**To do**
Go through the data and copy every line exactly, but not the images.

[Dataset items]
========

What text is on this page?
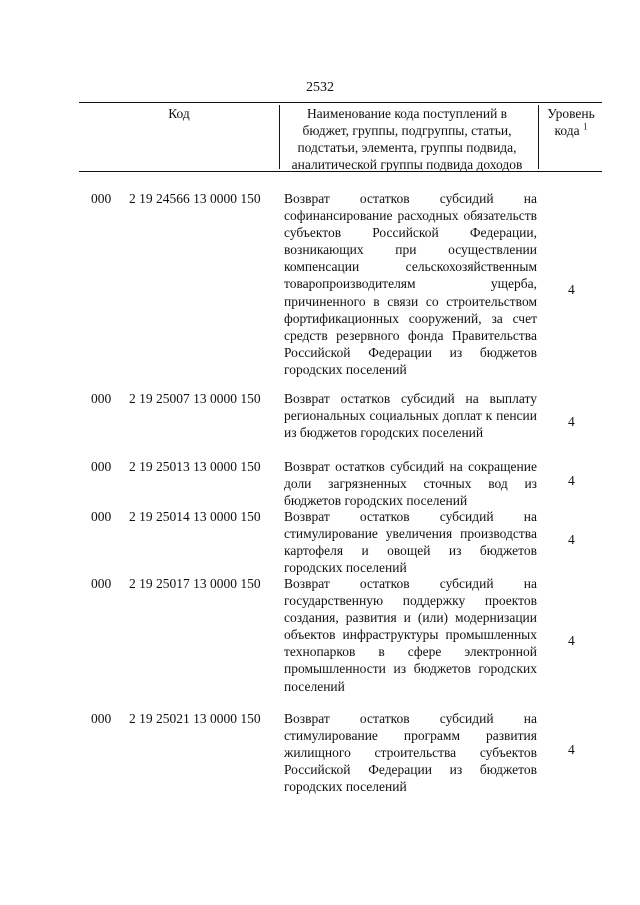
2532
Код	Наименование кода поступлений в
бюджет, группы, подгруппы, статьи,
подстатьи, элемента, группы подвида,
аналитической группы подвида доходов
Уровень
кода $^1$
000 2 19 24566 13 0000 150 Возврат остатков субсидий на софинансирование расходных обязательств субъектов Российской Федерации, возникающих при осуществлении компенсации сельскохозяйственным товаропроизводителям ущерба, причиненного в связи со строительством фортификационных сооружений, за счет средств резервного фонда Правительства Российской Федерации из бюджетов городских поселений
4
000 2 19 25007 13 0000 150 Возврат остатков субсидий на выплату региональных социальных доплат к пенсии из бюджетов городских поселений
4
000 2 19 25013 13 0000 150 Возврат остатков субсидий на сокращение доли загрязненных сточных вод из бюджетов городских поселений
4
000 2 19 25014 13 0000 150 Возврат остатков субсидий на стимулирование увеличения производства картофеля и овощей из бюджетов городских поселений
4
000 2 19 25017 13 0000 150 Возврат остатков субсидий на государственную поддержку проектов создания, развития и (или) модернизации объектов инфраструктуры промышленных технопарков в сфере электронной промышленности из бюджетов городских поселений
4
000 2 19 25021 13 0000 150 Возврат остатков субсидий на стимулирование программ развития жилищного строительства субъектов Российской Федерации из бюджетов городских поселений
4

========

**Exercise answer**
What text is on this page?
2532
Код	Наименование кода поступлений в
бюджет, группы, подгруппы, статьи,
подстатьи, элемента, группы подвида,
аналитической группы подвида доходов
Уровень
кода $^1$
000 2 19 24566 13 0000 150 Возврат остатков субсидий на софинансирование расходных обязательств субъектов Российской Федерации, возникающих при осуществлении компенсации сельскохозяйственным товаропроизводителям ущерба, причиненного в связи со строительством фортификационных сооружений, за счет средств резервного фонда Правительства Российской Федерации из бюджетов городских поселений
4
000 2 19 25007 13 0000 150 Возврат остатков субсидий на выплату региональных социальных доплат к пенсии из бюджетов городских поселений
4
000 2 19 25013 13 0000 150 Возврат остатков субсидий на сокращение доли загрязненных сточных вод из бюджетов городских поселений
4
000 2 19 25014 13 0000 150 Возврат остатков субсидий на стимулирование увеличения производства картофеля и овощей из бюджетов городских поселений
4
000 2 19 25017 13 0000 150 Возврат остатков субсидий на государственную поддержку проектов создания, развития и (или) модернизации объектов инфраструктуры промышленных технопарков в сфере электронной промышленности из бюджетов городских поселений
4
000 2 19 25021 13 0000 150 Возврат остатков субсидий на стимулирование программ развития жилищного строительства субъектов Российской Федерации из бюджетов городских поселений
4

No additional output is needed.